Saved entries:

— START —

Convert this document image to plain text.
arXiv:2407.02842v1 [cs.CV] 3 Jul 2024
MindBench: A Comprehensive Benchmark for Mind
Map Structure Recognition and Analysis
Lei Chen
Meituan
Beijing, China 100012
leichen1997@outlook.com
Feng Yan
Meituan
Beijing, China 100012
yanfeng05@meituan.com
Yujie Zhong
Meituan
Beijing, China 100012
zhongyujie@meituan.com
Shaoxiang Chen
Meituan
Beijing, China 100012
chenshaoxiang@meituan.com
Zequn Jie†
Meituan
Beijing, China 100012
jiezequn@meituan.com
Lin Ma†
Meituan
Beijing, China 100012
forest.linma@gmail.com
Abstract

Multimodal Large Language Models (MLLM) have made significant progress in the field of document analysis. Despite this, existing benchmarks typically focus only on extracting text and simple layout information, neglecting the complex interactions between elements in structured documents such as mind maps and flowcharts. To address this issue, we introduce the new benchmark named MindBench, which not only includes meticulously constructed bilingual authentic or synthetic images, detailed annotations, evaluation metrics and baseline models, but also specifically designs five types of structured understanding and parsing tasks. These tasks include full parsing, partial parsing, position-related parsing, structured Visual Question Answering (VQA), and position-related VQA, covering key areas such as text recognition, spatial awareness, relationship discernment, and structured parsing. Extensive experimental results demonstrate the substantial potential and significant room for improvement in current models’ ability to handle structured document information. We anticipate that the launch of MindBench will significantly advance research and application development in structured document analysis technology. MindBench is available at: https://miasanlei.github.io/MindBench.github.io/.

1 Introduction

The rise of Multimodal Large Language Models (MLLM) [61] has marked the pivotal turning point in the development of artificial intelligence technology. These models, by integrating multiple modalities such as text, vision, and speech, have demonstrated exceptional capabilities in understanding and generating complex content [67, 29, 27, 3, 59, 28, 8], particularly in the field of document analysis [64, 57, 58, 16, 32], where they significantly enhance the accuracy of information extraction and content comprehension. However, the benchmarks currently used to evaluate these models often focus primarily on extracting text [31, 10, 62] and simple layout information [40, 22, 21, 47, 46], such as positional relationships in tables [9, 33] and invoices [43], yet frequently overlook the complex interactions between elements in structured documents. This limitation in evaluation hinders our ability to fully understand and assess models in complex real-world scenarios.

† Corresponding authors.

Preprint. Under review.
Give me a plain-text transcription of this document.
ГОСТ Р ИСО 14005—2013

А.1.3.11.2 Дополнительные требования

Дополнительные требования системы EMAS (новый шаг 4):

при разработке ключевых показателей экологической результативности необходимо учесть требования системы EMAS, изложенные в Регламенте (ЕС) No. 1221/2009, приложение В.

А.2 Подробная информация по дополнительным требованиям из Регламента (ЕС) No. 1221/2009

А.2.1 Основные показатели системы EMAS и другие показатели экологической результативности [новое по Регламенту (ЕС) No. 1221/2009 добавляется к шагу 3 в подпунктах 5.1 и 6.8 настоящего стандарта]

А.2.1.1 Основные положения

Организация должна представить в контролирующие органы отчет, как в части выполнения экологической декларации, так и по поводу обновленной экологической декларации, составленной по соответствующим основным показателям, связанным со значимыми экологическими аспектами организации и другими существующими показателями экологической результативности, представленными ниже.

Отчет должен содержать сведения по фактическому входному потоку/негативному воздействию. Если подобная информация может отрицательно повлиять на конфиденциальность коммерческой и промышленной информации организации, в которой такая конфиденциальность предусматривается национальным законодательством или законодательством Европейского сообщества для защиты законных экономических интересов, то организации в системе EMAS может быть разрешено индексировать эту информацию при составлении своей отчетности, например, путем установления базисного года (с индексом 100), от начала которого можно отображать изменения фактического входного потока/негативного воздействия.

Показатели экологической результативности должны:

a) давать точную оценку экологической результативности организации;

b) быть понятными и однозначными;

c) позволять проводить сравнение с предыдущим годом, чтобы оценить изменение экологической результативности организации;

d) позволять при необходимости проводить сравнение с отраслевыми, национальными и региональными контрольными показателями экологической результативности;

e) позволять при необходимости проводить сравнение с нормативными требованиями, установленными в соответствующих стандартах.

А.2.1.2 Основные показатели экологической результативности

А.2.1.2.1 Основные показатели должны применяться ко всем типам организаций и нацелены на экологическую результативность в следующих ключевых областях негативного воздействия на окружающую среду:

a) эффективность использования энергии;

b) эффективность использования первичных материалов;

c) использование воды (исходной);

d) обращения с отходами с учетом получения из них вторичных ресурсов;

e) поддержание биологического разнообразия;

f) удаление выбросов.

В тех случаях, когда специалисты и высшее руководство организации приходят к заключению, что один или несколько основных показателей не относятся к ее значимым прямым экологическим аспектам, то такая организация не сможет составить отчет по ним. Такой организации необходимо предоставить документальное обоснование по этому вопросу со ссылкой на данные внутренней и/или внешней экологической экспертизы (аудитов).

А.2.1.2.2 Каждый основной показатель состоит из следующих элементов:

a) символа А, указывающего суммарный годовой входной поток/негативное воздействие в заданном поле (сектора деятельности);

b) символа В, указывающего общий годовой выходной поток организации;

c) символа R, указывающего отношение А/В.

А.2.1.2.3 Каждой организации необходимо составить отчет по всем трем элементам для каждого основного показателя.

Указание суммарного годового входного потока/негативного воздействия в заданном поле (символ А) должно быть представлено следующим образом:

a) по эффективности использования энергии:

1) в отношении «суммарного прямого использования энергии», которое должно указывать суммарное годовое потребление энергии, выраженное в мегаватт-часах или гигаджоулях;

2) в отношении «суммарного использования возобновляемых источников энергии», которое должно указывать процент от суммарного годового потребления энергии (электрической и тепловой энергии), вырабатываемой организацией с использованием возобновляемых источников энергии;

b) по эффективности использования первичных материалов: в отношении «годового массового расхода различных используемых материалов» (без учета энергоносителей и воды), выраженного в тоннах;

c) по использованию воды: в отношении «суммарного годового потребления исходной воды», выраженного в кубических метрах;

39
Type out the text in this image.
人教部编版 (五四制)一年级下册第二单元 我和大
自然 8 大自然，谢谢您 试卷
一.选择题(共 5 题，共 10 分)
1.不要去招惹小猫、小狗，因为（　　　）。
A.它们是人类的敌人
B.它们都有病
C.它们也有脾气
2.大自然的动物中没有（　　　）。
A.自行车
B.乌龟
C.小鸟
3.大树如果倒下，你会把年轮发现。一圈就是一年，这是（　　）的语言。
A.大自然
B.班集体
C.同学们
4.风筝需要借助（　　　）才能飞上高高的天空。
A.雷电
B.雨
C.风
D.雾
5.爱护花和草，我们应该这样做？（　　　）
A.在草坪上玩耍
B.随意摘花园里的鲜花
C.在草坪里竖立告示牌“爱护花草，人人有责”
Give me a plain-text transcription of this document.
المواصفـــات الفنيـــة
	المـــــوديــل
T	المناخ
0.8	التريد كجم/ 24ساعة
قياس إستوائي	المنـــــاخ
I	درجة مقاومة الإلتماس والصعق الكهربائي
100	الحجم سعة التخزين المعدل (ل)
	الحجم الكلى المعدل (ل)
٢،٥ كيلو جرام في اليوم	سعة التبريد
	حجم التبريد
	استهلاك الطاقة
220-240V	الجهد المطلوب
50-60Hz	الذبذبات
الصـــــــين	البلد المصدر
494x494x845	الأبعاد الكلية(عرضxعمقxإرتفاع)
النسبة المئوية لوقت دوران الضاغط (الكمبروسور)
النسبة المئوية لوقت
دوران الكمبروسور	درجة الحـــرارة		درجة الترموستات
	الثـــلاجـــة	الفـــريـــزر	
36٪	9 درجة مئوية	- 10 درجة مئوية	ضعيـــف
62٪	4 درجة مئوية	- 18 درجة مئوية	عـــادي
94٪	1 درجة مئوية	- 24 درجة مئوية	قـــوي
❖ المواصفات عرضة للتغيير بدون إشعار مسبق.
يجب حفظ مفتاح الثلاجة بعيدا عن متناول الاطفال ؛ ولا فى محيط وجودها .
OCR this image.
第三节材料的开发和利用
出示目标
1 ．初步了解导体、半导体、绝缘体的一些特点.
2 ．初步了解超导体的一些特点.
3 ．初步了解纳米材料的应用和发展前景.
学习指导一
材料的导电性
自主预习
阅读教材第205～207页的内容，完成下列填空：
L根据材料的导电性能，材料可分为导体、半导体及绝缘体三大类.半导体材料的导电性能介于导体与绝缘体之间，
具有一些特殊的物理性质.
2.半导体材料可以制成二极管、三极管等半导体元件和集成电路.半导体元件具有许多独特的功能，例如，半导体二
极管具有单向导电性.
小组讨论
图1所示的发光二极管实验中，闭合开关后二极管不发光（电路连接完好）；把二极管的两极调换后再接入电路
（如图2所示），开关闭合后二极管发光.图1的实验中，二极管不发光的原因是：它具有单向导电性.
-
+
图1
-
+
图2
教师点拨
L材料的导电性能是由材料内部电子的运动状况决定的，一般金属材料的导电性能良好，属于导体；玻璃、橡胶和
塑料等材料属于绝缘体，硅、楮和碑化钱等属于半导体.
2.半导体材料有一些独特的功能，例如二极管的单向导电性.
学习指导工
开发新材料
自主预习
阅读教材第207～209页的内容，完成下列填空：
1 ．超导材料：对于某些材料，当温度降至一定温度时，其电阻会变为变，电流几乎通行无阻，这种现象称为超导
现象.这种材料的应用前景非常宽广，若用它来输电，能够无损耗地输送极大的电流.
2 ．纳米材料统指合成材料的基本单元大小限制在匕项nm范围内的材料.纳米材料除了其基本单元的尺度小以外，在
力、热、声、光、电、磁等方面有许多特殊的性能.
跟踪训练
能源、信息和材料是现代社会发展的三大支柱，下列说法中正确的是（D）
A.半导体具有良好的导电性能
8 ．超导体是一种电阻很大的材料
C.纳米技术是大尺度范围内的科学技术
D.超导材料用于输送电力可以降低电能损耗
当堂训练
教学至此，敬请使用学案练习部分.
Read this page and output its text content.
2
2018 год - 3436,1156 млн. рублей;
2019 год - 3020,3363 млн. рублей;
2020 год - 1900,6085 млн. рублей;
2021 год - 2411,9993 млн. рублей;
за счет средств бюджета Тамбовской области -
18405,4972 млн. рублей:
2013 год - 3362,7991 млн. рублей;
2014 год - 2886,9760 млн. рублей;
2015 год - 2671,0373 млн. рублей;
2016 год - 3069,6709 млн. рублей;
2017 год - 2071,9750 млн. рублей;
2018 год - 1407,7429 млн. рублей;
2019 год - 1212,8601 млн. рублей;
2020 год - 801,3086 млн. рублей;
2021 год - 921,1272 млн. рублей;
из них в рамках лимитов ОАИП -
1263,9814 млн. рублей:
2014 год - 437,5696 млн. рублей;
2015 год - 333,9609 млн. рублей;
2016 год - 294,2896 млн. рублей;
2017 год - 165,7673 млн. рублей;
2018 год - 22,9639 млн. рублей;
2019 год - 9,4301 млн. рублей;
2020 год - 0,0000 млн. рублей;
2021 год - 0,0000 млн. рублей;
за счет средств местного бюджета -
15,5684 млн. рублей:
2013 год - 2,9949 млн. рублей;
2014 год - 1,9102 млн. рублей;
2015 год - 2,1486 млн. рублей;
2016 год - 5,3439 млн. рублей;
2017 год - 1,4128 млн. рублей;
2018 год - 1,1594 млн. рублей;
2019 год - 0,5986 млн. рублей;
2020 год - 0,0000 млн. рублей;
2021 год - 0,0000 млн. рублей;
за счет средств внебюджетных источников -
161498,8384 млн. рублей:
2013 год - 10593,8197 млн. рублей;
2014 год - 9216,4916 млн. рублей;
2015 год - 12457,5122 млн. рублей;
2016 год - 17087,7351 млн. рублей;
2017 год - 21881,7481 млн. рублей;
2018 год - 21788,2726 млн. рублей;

— END —

What is needed:
Identify each line of the material where the word "сравнение" shows up, and copy it.

Written answer:
c) позволять проводить сравнение с предыдущим годом, чтобы оценить изменение экологической результативности организации;
d) позволять при необходимости проводить сравнение с отраслевыми, национальными и региональными контрольными показателями экологической результативности;
e) позволять при необходимости проводить сравнение с нормативными требованиями, установленными в соответствующих стандартах.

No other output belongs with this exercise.